### Exercise requirements
Write out the entries again exactly as they are given.

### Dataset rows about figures
--*--
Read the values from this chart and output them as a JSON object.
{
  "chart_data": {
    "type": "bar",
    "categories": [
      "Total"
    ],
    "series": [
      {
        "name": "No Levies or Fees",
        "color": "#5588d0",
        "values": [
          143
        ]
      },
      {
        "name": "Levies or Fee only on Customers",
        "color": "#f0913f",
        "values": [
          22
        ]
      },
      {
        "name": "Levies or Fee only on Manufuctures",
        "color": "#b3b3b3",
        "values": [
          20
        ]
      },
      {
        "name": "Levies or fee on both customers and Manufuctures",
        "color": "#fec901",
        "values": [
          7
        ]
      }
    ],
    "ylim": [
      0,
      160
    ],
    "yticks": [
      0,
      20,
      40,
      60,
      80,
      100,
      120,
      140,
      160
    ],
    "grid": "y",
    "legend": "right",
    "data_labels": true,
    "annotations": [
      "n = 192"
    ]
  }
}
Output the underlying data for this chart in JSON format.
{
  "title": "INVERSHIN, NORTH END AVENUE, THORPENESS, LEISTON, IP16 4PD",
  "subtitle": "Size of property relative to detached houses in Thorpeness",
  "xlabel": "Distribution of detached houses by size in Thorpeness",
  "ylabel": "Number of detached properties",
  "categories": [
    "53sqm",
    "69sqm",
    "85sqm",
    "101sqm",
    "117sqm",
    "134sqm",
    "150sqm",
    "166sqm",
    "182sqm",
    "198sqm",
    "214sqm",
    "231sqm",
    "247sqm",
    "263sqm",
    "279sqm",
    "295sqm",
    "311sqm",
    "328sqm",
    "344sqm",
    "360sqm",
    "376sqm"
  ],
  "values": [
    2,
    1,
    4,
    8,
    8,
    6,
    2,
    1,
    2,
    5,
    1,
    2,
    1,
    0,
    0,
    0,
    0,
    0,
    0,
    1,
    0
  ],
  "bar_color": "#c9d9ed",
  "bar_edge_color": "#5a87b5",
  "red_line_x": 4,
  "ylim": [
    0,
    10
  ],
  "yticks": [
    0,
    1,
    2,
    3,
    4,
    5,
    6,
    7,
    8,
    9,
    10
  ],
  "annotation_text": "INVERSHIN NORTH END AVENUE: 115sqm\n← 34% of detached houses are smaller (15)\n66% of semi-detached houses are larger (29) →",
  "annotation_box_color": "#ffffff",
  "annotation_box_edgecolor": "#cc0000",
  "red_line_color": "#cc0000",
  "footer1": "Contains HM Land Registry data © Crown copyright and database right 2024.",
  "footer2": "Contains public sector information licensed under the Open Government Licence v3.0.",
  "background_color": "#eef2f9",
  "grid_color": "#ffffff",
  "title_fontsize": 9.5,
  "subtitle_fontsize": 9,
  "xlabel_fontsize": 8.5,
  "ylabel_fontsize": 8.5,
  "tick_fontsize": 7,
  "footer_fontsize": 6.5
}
--*--
### Expected output
Read the values from this chart and output them as a JSON object.
{
  "chart_data": {
    "type": "bar",
    "categories": [
      "Total"
    ],
    "series": [
      {
        "name": "No Levies or Fees",
        "color": "#5588d0",
        "values": [
          143
        ]
      },
      {
        "name": "Levies or Fee only on Customers",
        "color": "#f0913f",
        "values": [
          22
        ]
      },
      {
        "name": "Levies or Fee only on Manufuctures",
        "color": "#b3b3b3",
        "values": [
          20
        ]
      },
      {
        "name": "Levies or fee on both customers and Manufuctures",
        "color": "#fec901",
        "values": [
          7
        ]
      }
    ],
    "ylim": [
      0,
      160
    ],
    "yticks": [
      0,
      20,
      40,
      60,
      80,
      100,
      120,
      140,
      160
    ],
    "grid": "y",
    "legend": "right",
    "data_labels": true,
    "annotations": [
      "n = 192"
    ]
  }
}
Output the underlying data for this chart in JSON format.
{
  "title": "INVERSHIN, NORTH END AVENUE, THORPENESS, LEISTON, IP16 4PD",
  "subtitle": "Size of property relative to detached houses in Thorpeness",
  "xlabel": "Distribution of detached houses by size in Thorpeness",
  "ylabel": "Number of detached properties",
  "categories": [
    "53sqm",
    "69sqm",
    "85sqm",
    "101sqm",
    "117sqm",
    "134sqm",
    "150sqm",
    "166sqm",
    "182sqm",
    "198sqm",
    "214sqm",
    "231sqm",
    "247sqm",
    "263sqm",
    "279sqm",
    "295sqm",
    "311sqm",
    "328sqm",
    "344sqm",
    "360sqm",
    "376sqm"
  ],
  "values": [
    2,
    1,
    4,
    8,
    8,
    6,
    2,
    1,
    2,
    5,
    1,
    2,
    1,
    0,
    0,
    0,
    0,
    0,
    0,
    1,
    0
  ],
  "bar_color": "#c9d9ed",
  "bar_edge_color": "#5a87b5",
  "red_line_x": 4,
  "ylim": [
    0,
    10
  ],
  "yticks": [
    0,
    1,
    2,
    3,
    4,
    5,
    6,
    7,
    8,
    9,
    10
  ],
  "annotation_text": "INVERSHIN NORTH END AVENUE: 115sqm\n← 34% of detached houses are smaller (15)\n66% of semi-detached houses are larger (29) →",
  "annotation_box_color": "#ffffff",
  "annotation_box_edgecolor": "#cc0000",
  "red_line_color": "#cc0000",
  "footer1": "Contains HM Land Registry data © Crown copyright and database right 2024.",
  "footer2": "Contains public sector information licensed under the Open Government Licence v3.0.",
  "background_color": "#eef2f9",
  "grid_color": "#ffffff",
  "title_fontsize": 9.5,
  "subtitle_fontsize": 9,
  "xlabel_fontsize": 8.5,
  "ylabel_fontsize": 8.5,
  "tick_fontsize": 7,
  "footer_fontsize": 6.5
}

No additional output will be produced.